_Your goal_
Write out each line of the material again, word for word.

_Information given_
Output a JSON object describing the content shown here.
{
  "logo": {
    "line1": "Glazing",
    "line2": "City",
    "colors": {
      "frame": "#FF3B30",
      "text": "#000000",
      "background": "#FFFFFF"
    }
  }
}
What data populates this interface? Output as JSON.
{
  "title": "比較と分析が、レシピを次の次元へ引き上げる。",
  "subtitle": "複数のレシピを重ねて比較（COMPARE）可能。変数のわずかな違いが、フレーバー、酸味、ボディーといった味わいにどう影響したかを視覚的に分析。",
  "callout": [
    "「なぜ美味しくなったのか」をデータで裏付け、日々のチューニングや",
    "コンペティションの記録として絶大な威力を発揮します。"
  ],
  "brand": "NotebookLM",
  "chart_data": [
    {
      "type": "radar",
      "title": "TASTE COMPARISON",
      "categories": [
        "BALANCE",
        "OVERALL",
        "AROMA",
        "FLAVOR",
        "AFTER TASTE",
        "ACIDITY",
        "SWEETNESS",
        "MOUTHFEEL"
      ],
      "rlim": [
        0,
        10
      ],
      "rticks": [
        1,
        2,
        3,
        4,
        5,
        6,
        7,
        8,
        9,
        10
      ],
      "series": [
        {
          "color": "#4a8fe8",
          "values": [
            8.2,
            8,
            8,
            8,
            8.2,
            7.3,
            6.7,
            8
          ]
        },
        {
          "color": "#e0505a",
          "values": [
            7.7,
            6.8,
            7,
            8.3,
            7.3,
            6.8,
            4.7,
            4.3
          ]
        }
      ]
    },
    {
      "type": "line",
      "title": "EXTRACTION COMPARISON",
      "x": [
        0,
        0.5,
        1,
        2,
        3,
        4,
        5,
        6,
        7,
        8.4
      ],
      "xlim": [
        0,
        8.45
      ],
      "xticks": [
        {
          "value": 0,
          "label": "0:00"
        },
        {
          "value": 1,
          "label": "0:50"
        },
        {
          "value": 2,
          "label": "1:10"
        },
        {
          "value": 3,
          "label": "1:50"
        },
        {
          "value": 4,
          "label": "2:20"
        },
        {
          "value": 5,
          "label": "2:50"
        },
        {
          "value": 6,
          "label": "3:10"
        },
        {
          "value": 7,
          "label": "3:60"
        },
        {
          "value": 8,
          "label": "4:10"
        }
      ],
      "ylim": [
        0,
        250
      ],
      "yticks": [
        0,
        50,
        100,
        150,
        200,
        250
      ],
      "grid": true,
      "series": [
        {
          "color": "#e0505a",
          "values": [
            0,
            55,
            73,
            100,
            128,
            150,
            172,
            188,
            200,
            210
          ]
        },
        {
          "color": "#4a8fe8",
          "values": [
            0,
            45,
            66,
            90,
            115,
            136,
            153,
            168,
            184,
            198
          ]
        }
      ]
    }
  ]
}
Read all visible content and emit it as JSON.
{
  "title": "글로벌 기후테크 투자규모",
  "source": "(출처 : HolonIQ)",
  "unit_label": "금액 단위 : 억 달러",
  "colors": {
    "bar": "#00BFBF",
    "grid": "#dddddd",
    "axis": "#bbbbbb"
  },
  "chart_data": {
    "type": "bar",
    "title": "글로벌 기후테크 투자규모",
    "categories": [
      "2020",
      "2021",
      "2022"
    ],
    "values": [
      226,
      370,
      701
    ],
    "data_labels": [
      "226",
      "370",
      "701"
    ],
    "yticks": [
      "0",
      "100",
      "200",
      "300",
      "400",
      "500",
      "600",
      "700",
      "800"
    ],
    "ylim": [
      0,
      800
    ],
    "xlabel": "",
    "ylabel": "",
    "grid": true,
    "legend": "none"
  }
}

_Response to this task_
Output a JSON object describing the content shown here.
{
  "logo": {
    "line1": "Glazing",
    "line2": "City",
    "colors": {
      "frame": "#FF3B30",
      "text": "#000000",
      "background": "#FFFFFF"
    }
  }
}
What data populates this interface? Output as JSON.
{
  "title": "比較と分析が、レシピを次の次元へ引き上げる。",
  "subtitle": "複数のレシピを重ねて比較（COMPARE）可能。変数のわずかな違いが、フレーバー、酸味、ボディーといった味わいにどう影響したかを視覚的に分析。",
  "callout": [
    "「なぜ美味しくなったのか」をデータで裏付け、日々のチューニングや",
    "コンペティションの記録として絶大な威力を発揮します。"
  ],
  "brand": "NotebookLM",
  "chart_data": [
    {
      "type": "radar",
      "title": "TASTE COMPARISON",
      "categories": [
        "BALANCE",
        "OVERALL",
        "AROMA",
        "FLAVOR",
        "AFTER TASTE",
        "ACIDITY",
        "SWEETNESS",
        "MOUTHFEEL"
      ],
      "rlim": [
        0,
        10
      ],
      "rticks": [
        1,
        2,
        3,
        4,
        5,
        6,
        7,
        8,
        9,
        10
      ],
      "series": [
        {
          "color": "#4a8fe8",
          "values": [
            8.2,
            8,
            8,
            8,
            8.2,
            7.3,
            6.7,
            8
          ]
        },
        {
          "color": "#e0505a",
          "values": [
            7.7,
            6.8,
            7,
            8.3,
            7.3,
            6.8,
            4.7,
            4.3
          ]
        }
      ]
    },
    {
      "type": "line",
      "title": "EXTRACTION COMPARISON",
      "x": [
        0,
        0.5,
        1,
        2,
        3,
        4,
        5,
        6,
        7,
        8.4
      ],
      "xlim": [
        0,
        8.45
      ],
      "xticks": [
        {
          "value": 0,
          "label": "0:00"
        },
        {
          "value": 1,
          "label": "0:50"
        },
        {
          "value": 2,
          "label": "1:10"
        },
        {
          "value": 3,
          "label": "1:50"
        },
        {
          "value": 4,
          "label": "2:20"
        },
        {
          "value": 5,
          "label": "2:50"
        },
        {
          "value": 6,
          "label": "3:10"
        },
        {
          "value": 7,
          "label": "3:60"
        },
        {
          "value": 8,
          "label": "4:10"
        }
      ],
      "ylim": [
        0,
        250
      ],
      "yticks": [
        0,
        50,
        100,
        150,
        200,
        250
      ],
      "grid": true,
      "series": [
        {
          "color": "#e0505a",
          "values": [
            0,
            55,
            73,
            100,
            128,
            150,
            172,
            188,
            200,
            210
          ]
        },
        {
          "color": "#4a8fe8",
          "values": [
            0,
            45,
            66,
            90,
            115,
            136,
            153,
            168,
            184,
            198
          ]
        }
      ]
    }
  ]
}
Read all visible content and emit it as JSON.
{
  "title": "글로벌 기후테크 투자규모",
  "source": "(출처 : HolonIQ)",
  "unit_label": "금액 단위 : 억 달러",
  "colors": {
    "bar": "#00BFBF",
    "grid": "#dddddd",
    "axis": "#bbbbbb"
  },
  "chart_data": {
    "type": "bar",
    "title": "글로벌 기후테크 투자규모",
    "categories": [
      "2020",
      "2021",
      "2022"
    ],
    "values": [
      226,
      370,
      701
    ],
    "data_labels": [
      "226",
      "370",
      "701"
    ],
    "yticks": [
      "0",
      "100",
      "200",
      "300",
      "400",
      "500",
      "600",
      "700",
      "800"
    ],
    "ylim": [
      0,
      800
    ],
    "xlabel": "",
    "ylabel": "",
    "grid": true,
    "legend": "none"
  }
}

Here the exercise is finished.